● **What is expected**
Reproduce the part of the material that runs from the start through the line containing "y-tick-label: 0 xyxy=(96,429,110,454)", including that line, without changing a character.

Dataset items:
======

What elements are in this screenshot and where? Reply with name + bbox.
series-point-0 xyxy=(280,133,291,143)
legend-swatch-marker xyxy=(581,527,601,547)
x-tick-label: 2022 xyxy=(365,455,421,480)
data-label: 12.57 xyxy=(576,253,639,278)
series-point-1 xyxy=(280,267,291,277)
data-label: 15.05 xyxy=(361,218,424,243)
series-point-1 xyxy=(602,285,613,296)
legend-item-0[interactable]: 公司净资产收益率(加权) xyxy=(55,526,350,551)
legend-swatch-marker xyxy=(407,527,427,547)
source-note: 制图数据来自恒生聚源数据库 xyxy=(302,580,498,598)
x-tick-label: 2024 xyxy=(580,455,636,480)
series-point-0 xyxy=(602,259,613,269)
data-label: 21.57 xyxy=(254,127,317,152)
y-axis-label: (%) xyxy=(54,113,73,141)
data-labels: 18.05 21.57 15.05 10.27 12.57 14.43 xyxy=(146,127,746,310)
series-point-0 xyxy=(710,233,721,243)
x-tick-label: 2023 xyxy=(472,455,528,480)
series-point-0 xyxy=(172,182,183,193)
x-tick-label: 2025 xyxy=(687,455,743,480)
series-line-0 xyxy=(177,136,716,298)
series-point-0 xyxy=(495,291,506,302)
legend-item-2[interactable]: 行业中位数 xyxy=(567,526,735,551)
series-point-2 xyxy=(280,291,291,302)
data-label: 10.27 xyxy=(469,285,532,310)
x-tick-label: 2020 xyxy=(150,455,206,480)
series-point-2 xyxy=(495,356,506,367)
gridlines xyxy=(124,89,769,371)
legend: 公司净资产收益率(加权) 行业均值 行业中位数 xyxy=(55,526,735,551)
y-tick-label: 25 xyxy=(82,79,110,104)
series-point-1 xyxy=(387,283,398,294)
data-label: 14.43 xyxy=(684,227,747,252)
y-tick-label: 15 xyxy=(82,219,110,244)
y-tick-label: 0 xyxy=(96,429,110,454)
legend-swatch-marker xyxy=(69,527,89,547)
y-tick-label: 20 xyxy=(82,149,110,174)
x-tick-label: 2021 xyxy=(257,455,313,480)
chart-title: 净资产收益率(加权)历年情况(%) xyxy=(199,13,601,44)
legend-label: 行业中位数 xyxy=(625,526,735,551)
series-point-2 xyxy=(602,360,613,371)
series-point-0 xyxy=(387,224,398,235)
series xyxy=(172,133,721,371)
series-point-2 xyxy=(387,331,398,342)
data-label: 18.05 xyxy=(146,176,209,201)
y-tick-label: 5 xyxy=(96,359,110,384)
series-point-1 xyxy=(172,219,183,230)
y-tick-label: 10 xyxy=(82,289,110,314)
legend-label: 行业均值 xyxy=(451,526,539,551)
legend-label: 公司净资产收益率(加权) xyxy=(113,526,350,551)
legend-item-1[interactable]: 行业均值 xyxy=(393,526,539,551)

======

● **Final result**
What elements are in this screenshot and where? Reply with name + bbox.
series-point-0 xyxy=(280,133,291,143)
legend-swatch-marker xyxy=(581,527,601,547)
x-tick-label: 2022 xyxy=(365,455,421,480)
data-label: 12.57 xyxy=(576,253,639,278)
series-point-1 xyxy=(280,267,291,277)
data-label: 15.05 xyxy=(361,218,424,243)
series-point-1 xyxy=(602,285,613,296)
legend-item-0[interactable]: 公司净资产收益率(加权) xyxy=(55,526,350,551)
legend-swatch-marker xyxy=(407,527,427,547)
source-note: 制图数据来自恒生聚源数据库 xyxy=(302,580,498,598)
x-tick-label: 2024 xyxy=(580,455,636,480)
series-point-0 xyxy=(602,259,613,269)
data-label: 21.57 xyxy=(254,127,317,152)
y-axis-label: (%) xyxy=(54,113,73,141)
data-labels: 18.05 21.57 15.05 10.27 12.57 14.43 xyxy=(146,127,746,310)
series-point-0 xyxy=(710,233,721,243)
x-tick-label: 2023 xyxy=(472,455,528,480)
series-point-0 xyxy=(172,182,183,193)
x-tick-label: 2025 xyxy=(687,455,743,480)
series-line-0 xyxy=(177,136,716,298)
series-point-0 xyxy=(495,291,506,302)
legend-item-2[interactable]: 行业中位数 xyxy=(567,526,735,551)
series-point-2 xyxy=(280,291,291,302)
data-label: 10.27 xyxy=(469,285,532,310)
x-tick-label: 2020 xyxy=(150,455,206,480)
series-point-2 xyxy=(495,356,506,367)
gridlines xyxy=(124,89,769,371)
legend: 公司净资产收益率(加权) 行业均值 行业中位数 xyxy=(55,526,735,551)
y-tick-label: 25 xyxy=(82,79,110,104)
series-point-1 xyxy=(387,283,398,294)
data-label: 14.43 xyxy=(684,227,747,252)
y-tick-label: 15 xyxy=(82,219,110,244)
y-tick-label: 0 xyxy=(96,429,110,454)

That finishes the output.